• TASK GOAL: Could you transcribe the material below exactly, without leaving out a single line?

• Stored data:

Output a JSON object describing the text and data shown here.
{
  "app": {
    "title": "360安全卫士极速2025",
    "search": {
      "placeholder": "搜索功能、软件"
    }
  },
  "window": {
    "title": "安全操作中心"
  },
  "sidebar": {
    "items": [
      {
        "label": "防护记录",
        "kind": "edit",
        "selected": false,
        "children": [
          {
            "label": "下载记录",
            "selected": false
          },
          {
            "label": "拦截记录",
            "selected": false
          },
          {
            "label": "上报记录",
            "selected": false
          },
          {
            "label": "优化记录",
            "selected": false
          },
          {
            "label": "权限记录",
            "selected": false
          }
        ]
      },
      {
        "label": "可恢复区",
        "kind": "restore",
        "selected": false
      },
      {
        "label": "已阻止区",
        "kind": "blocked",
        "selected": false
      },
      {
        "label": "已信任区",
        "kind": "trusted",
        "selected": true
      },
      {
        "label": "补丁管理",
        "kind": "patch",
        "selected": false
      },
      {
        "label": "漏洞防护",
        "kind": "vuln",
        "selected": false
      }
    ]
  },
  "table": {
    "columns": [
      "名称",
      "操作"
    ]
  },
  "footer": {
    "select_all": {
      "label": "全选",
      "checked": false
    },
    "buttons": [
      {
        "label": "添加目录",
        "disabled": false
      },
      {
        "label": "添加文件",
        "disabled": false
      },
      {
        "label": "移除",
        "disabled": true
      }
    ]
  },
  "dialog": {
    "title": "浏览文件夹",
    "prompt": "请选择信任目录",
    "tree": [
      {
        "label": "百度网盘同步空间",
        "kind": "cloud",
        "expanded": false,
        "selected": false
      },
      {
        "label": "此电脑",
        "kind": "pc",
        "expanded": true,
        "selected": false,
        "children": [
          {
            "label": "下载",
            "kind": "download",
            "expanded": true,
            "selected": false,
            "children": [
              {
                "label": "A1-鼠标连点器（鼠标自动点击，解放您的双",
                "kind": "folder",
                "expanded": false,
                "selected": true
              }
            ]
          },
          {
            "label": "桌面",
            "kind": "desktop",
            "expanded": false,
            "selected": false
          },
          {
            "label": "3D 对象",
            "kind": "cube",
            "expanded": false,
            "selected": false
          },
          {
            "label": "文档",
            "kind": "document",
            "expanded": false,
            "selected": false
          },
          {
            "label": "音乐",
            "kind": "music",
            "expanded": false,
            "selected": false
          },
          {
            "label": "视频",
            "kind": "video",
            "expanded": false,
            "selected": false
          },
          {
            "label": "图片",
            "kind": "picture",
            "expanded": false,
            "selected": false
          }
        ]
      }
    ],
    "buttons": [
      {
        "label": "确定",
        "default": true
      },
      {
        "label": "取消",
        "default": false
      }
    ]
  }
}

• COMPLETED EXERCISE:
Output a JSON object describing the text and data shown here.
{
  "app": {
    "title": "360安全卫士极速2025",
    "search": {
      "placeholder": "搜索功能、软件"
    }
  },
  "window": {
    "title": "安全操作中心"
  },
  "sidebar": {
    "items": [
      {
        "label": "防护记录",
        "kind": "edit",
        "selected": false,
        "children": [
          {
            "label": "下载记录",
            "selected": false
          },
          {
            "label": "拦截记录",
            "selected": false
          },
          {
            "label": "上报记录",
            "selected": false
          },
          {
            "label": "优化记录",
            "selected": false
          },
          {
            "label": "权限记录",
            "selected": false
          }
        ]
      },
      {
        "label": "可恢复区",
        "kind": "restore",
        "selected": false
      },
      {
        "label": "已阻止区",
        "kind": "blocked",
        "selected": false
      },
      {
        "label": "已信任区",
        "kind": "trusted",
        "selected": true
      },
      {
        "label": "补丁管理",
        "kind": "patch",
        "selected": false
      },
      {
        "label": "漏洞防护",
        "kind": "vuln",
        "selected": false
      }
    ]
  },
  "table": {
    "columns": [
      "名称",
      "操作"
    ]
  },
  "footer": {
    "select_all": {
      "label": "全选",
      "checked": false
    },
    "buttons": [
      {
        "label": "添加目录",
        "disabled": false
      },
      {
        "label": "添加文件",
        "disabled": false
      },
      {
        "label": "移除",
        "disabled": true
      }
    ]
  },
  "dialog": {
    "title": "浏览文件夹",
    "prompt": "请选择信任目录",
    "tree": [
      {
        "label": "百度网盘同步空间",
        "kind": "cloud",
        "expanded": false,
        "selected": false
      },
      {
        "label": "此电脑",
        "kind": "pc",
        "expanded": true,
        "selected": false,
        "children": [
          {
            "label": "下载",
            "kind": "download",
            "expanded": true,
            "selected": false,
            "children": [
              {
                "label": "A1-鼠标连点器（鼠标自动点击，解放您的双",
                "kind": "folder",
                "expanded": false,
                "selected": true
              }
            ]
          },
          {
            "label": "桌面",
            "kind": "desktop",
            "expanded": false,
            "selected": false
          },
          {
            "label": "3D 对象",
            "kind": "cube",
            "expanded": false,
            "selected": false
          },
          {
            "label": "文档",
            "kind": "document",
            "expanded": false,
            "selected": false
          },
          {
            "label": "音乐",
            "kind": "music",
            "expanded": false,
            "selected": false
          },
          {
            "label": "视频",
            "kind": "video",
            "expanded": false,
            "selected": false
          },
          {
            "label": "图片",
            "kind": "picture",
            "expanded": false,
            "selected": false
          }
        ]
      }
    ],
    "buttons": [
      {
        "label": "确定",
        "default": true
      },
      {
        "label": "取消",
        "default": false
      }
    ]
  }
}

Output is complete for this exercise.